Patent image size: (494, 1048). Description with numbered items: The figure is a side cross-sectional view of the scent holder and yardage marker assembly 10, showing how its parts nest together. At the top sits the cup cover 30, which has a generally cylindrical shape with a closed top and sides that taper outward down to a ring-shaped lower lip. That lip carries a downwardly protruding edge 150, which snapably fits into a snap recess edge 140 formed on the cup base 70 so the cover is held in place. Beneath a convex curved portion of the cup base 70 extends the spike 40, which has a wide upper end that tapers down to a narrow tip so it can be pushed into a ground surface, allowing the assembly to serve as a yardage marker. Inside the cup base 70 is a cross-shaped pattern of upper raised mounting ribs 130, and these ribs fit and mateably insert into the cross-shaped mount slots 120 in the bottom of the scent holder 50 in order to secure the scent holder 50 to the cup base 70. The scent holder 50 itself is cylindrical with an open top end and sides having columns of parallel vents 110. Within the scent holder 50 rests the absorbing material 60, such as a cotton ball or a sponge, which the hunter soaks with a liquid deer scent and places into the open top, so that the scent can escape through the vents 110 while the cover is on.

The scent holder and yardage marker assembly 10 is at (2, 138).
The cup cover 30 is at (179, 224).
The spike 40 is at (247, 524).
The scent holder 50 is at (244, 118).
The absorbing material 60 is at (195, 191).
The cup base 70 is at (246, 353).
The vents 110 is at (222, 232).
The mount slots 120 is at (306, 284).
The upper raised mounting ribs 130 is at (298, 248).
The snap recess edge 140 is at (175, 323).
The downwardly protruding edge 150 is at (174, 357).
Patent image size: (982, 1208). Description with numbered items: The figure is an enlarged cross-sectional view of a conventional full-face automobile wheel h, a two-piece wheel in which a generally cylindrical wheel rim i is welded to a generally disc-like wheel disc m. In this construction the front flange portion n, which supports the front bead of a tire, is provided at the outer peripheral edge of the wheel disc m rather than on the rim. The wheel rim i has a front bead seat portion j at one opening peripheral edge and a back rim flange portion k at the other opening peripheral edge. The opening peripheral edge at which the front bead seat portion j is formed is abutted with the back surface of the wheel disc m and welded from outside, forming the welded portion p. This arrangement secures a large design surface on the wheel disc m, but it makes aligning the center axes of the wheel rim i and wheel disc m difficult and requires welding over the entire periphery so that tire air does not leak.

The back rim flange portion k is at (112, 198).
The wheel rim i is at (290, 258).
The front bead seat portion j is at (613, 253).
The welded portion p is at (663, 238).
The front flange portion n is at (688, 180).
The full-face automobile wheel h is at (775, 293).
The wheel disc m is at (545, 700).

== == ==

Exercise brief ::
Rewrite all of the lines above, replacing "cross-sectional view" with "sectional view" wherever it appears and leaving everything else unchanged.

Answer to the problem ::
Patent image size: (494, 1048). Description with numbered items: The figure is a side sectional view of the scent holder and yardage marker assembly 10, showing how its parts nest together. At the top sits the cup cover 30, which has a generally cylindrical shape with a closed top and sides that taper outward down to a ring-shaped lower lip. That lip carries a downwardly protruding edge 150, which snapably fits into a snap recess edge 140 formed on the cup base 70 so the cover is held in place. Beneath a convex curved portion of the cup base 70 extends the spike 40, which has a wide upper end that tapers down to a narrow tip so it can be pushed into a ground surface, allowing the assembly to serve as a yardage marker. Inside the cup base 70 is a cross-shaped pattern of upper raised mounting ribs 130, and these ribs fit and mateably insert into the cross-shaped mount slots 120 in the bottom of the scent holder 50 in order to secure the scent holder 50 to the cup base 70. The scent holder 50 itself is cylindrical with an open top end and sides having columns of parallel vents 110. Within the scent holder 50 rests the absorbing material 60, such as a cotton ball or a sponge, which the hunter soaks with a liquid deer scent and places into the open top, so that the scent can escape through the vents 110 while the cover is on.

The scent holder and yardage marker assembly 10 is at (2, 138).
The cup cover 30 is at (179, 224).
The spike 40 is at (247, 524).
The scent holder 50 is at (244, 118).
The absorbing material 60 is at (195, 191).
The cup base 70 is at (246, 353).
The vents 110 is at (222, 232).
The mount slots 120 is at (306, 284).
The upper raised mounting ribs 130 is at (298, 248).
The snap recess edge 140 is at (175, 323).
The downwardly protruding edge 150 is at (174, 357).
Patent image size: (982, 1208). Description with numbered items: The figure is an enlarged sectional view of a conventional full-face automobile wheel h, a two-piece wheel in which a generally cylindrical wheel rim i is welded to a generally disc-like wheel disc m. In this construction the front flange portion n, which supports the front bead of a tire, is provided at the outer peripheral edge of the wheel disc m rather than on the rim. The wheel rim i has a front bead seat portion j at one opening peripheral edge and a back rim flange portion k at the other opening peripheral edge. The opening peripheral edge at which the front bead seat portion j is formed is abutted with the back surface of the wheel disc m and welded from outside, forming the welded portion p. This arrangement secures a large design surface on the wheel disc m, but it makes aligning the center axes of the wheel rim i and wheel disc m difficult and requires welding over the entire periphery so that tire air does not leak.

The back rim flange portion k is at (112, 198).
The wheel rim i is at (290, 258).
The front bead seat portion j is at (613, 253).
The welded portion p is at (663, 238).
The front flange portion n is at (688, 180).
The full-face automobile wheel h is at (775, 293).
The wheel disc m is at (545, 700).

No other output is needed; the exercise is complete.